** GOAL **
Reproduce the full listing below unchanged, apart from the pictures.

** RECORDS FOR PROCESSING **
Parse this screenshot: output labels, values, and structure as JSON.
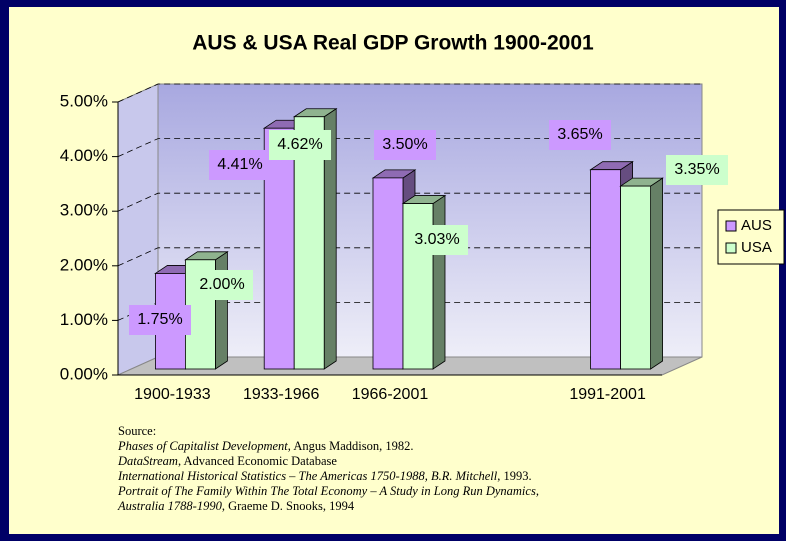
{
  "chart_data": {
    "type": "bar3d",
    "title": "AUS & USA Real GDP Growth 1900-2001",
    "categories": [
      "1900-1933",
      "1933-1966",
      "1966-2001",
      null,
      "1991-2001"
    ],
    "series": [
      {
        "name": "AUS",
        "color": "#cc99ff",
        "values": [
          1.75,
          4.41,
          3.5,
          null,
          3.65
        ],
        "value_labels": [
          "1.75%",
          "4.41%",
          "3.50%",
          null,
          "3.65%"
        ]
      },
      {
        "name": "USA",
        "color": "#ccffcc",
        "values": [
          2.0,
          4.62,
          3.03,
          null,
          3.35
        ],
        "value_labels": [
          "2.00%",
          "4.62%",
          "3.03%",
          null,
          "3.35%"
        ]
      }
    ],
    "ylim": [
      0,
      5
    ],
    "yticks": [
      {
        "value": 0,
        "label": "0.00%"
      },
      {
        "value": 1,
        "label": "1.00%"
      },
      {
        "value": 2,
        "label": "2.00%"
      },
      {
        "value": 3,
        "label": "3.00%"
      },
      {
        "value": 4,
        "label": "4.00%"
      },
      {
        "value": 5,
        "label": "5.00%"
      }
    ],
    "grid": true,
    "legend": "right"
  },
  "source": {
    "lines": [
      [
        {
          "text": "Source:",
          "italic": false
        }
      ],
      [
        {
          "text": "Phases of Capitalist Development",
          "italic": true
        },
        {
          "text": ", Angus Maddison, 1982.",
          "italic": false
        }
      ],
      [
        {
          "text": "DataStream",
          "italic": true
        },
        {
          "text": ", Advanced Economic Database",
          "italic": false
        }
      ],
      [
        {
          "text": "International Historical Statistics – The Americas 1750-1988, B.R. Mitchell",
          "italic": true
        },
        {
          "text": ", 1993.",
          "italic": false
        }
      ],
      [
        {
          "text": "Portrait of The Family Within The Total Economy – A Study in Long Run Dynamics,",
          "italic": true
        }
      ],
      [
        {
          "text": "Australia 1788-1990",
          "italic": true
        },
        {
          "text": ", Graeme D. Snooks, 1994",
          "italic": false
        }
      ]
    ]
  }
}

** EXERCISE OUTPUT **
Parse this screenshot: output labels, values, and structure as JSON.
{
  "chart_data": {
    "type": "bar3d",
    "title": "AUS & USA Real GDP Growth 1900-2001",
    "categories": [
      "1900-1933",
      "1933-1966",
      "1966-2001",
      null,
      "1991-2001"
    ],
    "series": [
      {
        "name": "AUS",
        "color": "#cc99ff",
        "values": [
          1.75,
          4.41,
          3.5,
          null,
          3.65
        ],
        "value_labels": [
          "1.75%",
          "4.41%",
          "3.50%",
          null,
          "3.65%"
        ]
      },
      {
        "name": "USA",
        "color": "#ccffcc",
        "values": [
          2.0,
          4.62,
          3.03,
          null,
          3.35
        ],
        "value_labels": [
          "2.00%",
          "4.62%",
          "3.03%",
          null,
          "3.35%"
        ]
      }
    ],
    "ylim": [
      0,
      5
    ],
    "yticks": [
      {
        "value": 0,
        "label": "0.00%"
      },
      {
        "value": 1,
        "label": "1.00%"
      },
      {
        "value": 2,
        "label": "2.00%"
      },
      {
        "value": 3,
        "label": "3.00%"
      },
      {
        "value": 4,
        "label": "4.00%"
      },
      {
        "value": 5,
        "label": "5.00%"
      }
    ],
    "grid": true,
    "legend": "right"
  },
  "source": {
    "lines": [
      [
        {
          "text": "Source:",
          "italic": false
        }
      ],
      [
        {
          "text": "Phases of Capitalist Development",
          "italic": true
        },
        {
          "text": ", Angus Maddison, 1982.",
          "italic": false
        }
      ],
      [
        {
          "text": "DataStream",
          "italic": true
        },
        {
          "text": ", Advanced Economic Database",
          "italic": false
        }
      ],
      [
        {
          "text": "International Historical Statistics – The Americas 1750-1988, B.R. Mitchell",
          "italic": true
        },
        {
          "text": ", 1993.",
          "italic": false
        }
      ],
      [
        {
          "text": "Portrait of The Family Within The Total Economy – A Study in Long Run Dynamics,",
          "italic": true
        }
      ],
      [
        {
          "text": "Australia 1788-1990",
          "italic": true
        },
        {
          "text": ", Graeme D. Snooks, 1994",
          "italic": false
        }
      ]
    ]
  }
}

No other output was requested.